— START OF Supplied data —
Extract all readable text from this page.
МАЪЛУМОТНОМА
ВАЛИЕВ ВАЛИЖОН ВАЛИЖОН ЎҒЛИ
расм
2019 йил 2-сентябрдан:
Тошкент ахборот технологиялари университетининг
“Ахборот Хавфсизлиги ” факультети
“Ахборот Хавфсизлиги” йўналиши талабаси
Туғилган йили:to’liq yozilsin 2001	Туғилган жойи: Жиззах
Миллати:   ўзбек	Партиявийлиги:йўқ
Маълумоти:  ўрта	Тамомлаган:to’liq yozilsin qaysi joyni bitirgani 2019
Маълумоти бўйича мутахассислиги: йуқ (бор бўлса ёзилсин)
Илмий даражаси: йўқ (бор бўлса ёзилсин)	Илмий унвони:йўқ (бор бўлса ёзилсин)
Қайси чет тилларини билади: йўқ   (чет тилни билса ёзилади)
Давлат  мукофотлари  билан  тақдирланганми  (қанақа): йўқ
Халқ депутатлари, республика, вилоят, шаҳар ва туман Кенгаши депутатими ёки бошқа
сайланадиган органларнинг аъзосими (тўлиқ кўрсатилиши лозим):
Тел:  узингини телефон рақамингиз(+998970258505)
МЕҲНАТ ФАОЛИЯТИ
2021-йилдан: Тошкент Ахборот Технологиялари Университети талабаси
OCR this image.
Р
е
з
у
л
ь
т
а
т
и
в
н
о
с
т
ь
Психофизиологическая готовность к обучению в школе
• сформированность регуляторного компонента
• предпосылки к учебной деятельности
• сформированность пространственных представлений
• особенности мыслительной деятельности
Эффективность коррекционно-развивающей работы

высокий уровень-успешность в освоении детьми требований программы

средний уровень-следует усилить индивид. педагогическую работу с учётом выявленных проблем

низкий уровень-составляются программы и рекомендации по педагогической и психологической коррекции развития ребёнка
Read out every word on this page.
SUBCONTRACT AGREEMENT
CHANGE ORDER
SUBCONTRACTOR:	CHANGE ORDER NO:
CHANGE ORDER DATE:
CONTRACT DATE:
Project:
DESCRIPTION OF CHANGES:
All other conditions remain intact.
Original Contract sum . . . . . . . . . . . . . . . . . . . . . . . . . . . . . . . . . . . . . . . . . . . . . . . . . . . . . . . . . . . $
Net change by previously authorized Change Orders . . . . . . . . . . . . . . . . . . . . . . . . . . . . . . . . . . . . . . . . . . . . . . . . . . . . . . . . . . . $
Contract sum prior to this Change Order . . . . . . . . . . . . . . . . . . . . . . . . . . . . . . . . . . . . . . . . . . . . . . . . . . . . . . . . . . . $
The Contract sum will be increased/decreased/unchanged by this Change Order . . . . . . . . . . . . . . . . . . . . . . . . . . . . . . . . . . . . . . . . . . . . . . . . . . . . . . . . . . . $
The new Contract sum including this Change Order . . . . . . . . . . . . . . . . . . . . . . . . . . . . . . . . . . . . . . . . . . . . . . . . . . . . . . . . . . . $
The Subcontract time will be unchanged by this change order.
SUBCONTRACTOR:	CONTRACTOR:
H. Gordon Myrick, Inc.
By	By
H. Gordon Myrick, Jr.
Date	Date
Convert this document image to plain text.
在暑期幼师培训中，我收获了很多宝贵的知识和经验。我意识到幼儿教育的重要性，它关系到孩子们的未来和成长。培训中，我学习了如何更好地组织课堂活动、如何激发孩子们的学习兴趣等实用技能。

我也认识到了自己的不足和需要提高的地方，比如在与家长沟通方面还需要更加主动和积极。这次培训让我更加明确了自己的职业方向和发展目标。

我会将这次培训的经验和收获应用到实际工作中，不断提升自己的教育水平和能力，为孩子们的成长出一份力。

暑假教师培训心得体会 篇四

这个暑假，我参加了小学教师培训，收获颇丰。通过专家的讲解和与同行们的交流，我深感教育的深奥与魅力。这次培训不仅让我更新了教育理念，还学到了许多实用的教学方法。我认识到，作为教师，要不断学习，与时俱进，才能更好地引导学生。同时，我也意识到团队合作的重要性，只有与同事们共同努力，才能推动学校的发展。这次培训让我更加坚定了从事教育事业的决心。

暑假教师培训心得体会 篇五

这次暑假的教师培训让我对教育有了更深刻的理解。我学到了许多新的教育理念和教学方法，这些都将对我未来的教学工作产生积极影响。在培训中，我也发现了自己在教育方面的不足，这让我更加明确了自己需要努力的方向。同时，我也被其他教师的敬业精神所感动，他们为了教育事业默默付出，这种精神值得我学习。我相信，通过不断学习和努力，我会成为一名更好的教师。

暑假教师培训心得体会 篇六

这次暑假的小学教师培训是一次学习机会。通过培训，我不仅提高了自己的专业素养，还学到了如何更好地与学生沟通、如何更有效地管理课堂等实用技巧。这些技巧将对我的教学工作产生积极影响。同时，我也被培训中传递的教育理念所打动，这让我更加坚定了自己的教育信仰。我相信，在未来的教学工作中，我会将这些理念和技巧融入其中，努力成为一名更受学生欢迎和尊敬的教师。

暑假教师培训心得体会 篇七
— END OF Supplied data —
Exercise
From the first line to the last, retype the data exactly.

Result
Extract all readable text from this page.
МАЪЛУМОТНОМА
ВАЛИЕВ ВАЛИЖОН ВАЛИЖОН ЎҒЛИ
расм
2019 йил 2-сентябрдан:
Тошкент ахборот технологиялари университетининг
“Ахборот Хавфсизлиги ” факультети
“Ахборот Хавфсизлиги” йўналиши талабаси
Туғилган йили:to’liq yozilsin 2001	Туғилган жойи: Жиззах
Миллати:   ўзбек	Партиявийлиги:йўқ
Маълумоти:  ўрта	Тамомлаган:to’liq yozilsin qaysi joyni bitirgani 2019
Маълумоти бўйича мутахассислиги: йуқ (бор бўлса ёзилсин)
Илмий даражаси: йўқ (бор бўлса ёзилсин)	Илмий унвони:йўқ (бор бўлса ёзилсин)
Қайси чет тилларини билади: йўқ   (чет тилни билса ёзилади)
Давлат  мукофотлари  билан  тақдирланганми  (қанақа): йўқ
Халқ депутатлари, республика, вилоят, шаҳар ва туман Кенгаши депутатими ёки бошқа
сайланадиган органларнинг аъзосими (тўлиқ кўрсатилиши лозим):
Тел:  узингини телефон рақамингиз(+998970258505)
МЕҲНАТ ФАОЛИЯТИ
2021-йилдан: Тошкент Ахборот Технологиялари Университети талабаси
OCR this image.
Р
е
з
у
л
ь
т
а
т
и
в
н
о
с
т
ь
Психофизиологическая готовность к обучению в школе
• сформированность регуляторного компонента
• предпосылки к учебной деятельности
• сформированность пространственных представлений
• особенности мыслительной деятельности
Эффективность коррекционно-развивающей работы

высокий уровень-успешность в освоении детьми требований программы

средний уровень-следует усилить индивид. педагогическую работу с учётом выявленных проблем

низкий уровень-составляются программы и рекомендации по педагогической и психологической коррекции развития ребёнка
Read out every word on this page.
SUBCONTRACT AGREEMENT
CHANGE ORDER
SUBCONTRACTOR:	CHANGE ORDER NO:
CHANGE ORDER DATE:
CONTRACT DATE:
Project:
DESCRIPTION OF CHANGES:
All other conditions remain intact.
Original Contract sum . . . . . . . . . . . . . . . . . . . . . . . . . . . . . . . . . . . . . . . . . . . . . . . . . . . . . . . . . . . $
Net change by previously authorized Change Orders . . . . . . . . . . . . . . . . . . . . . . . . . . . . . . . . . . . . . . . . . . . . . . . . . . . . . . . . . . . $
Contract sum prior to this Change Order . . . . . . . . . . . . . . . . . . . . . . . . . . . . . . . . . . . . . . . . . . . . . . . . . . . . . . . . . . . $
The Contract sum will be increased/decreased/unchanged by this Change Order . . . . . . . . . . . . . . . . . . . . . . . . . . . . . . . . . . . . . . . . . . . . . . . . . . . . . . . . . . . $
The new Contract sum including this Change Order . . . . . . . . . . . . . . . . . . . . . . . . . . . . . . . . . . . . . . . . . . . . . . . . . . . . . . . . . . . $
The Subcontract time will be unchanged by this change order.
SUBCONTRACTOR:	CONTRACTOR:
H. Gordon Myrick, Inc.
By	By
H. Gordon Myrick, Jr.
Date	Date
Convert this document image to plain text.
在暑期幼师培训中，我收获了很多宝贵的知识和经验。我意识到幼儿教育的重要性，它关系到孩子们的未来和成长。培训中，我学习了如何更好地组织课堂活动、如何激发孩子们的学习兴趣等实用技能。

我也认识到了自己的不足和需要提高的地方，比如在与家长沟通方面还需要更加主动和积极。这次培训让我更加明确了自己的职业方向和发展目标。

我会将这次培训的经验和收获应用到实际工作中，不断提升自己的教育水平和能力，为孩子们的成长出一份力。

暑假教师培训心得体会 篇四

这个暑假，我参加了小学教师培训，收获颇丰。通过专家的讲解和与同行们的交流，我深感教育的深奥与魅力。这次培训不仅让我更新了教育理念，还学到了许多实用的教学方法。我认识到，作为教师，要不断学习，与时俱进，才能更好地引导学生。同时，我也意识到团队合作的重要性，只有与同事们共同努力，才能推动学校的发展。这次培训让我更加坚定了从事教育事业的决心。

暑假教师培训心得体会 篇五

这次暑假的教师培训让我对教育有了更深刻的理解。我学到了许多新的教育理念和教学方法，这些都将对我未来的教学工作产生积极影响。在培训中，我也发现了自己在教育方面的不足，这让我更加明确了自己需要努力的方向。同时，我也被其他教师的敬业精神所感动，他们为了教育事业默默付出，这种精神值得我学习。我相信，通过不断学习和努力，我会成为一名更好的教师。

暑假教师培训心得体会 篇六

这次暑假的小学教师培训是一次学习机会。通过培训，我不仅提高了自己的专业素养，还学到了如何更好地与学生沟通、如何更有效地管理课堂等实用技巧。这些技巧将对我的教学工作产生积极影响。同时，我也被培训中传递的教育理念所打动，这让我更加坚定了自己的教育信仰。我相信，在未来的教学工作中，我会将这些理念和技巧融入其中，努力成为一名更受学生欢迎和尊敬的教师。

暑假教师培训心得体会 篇七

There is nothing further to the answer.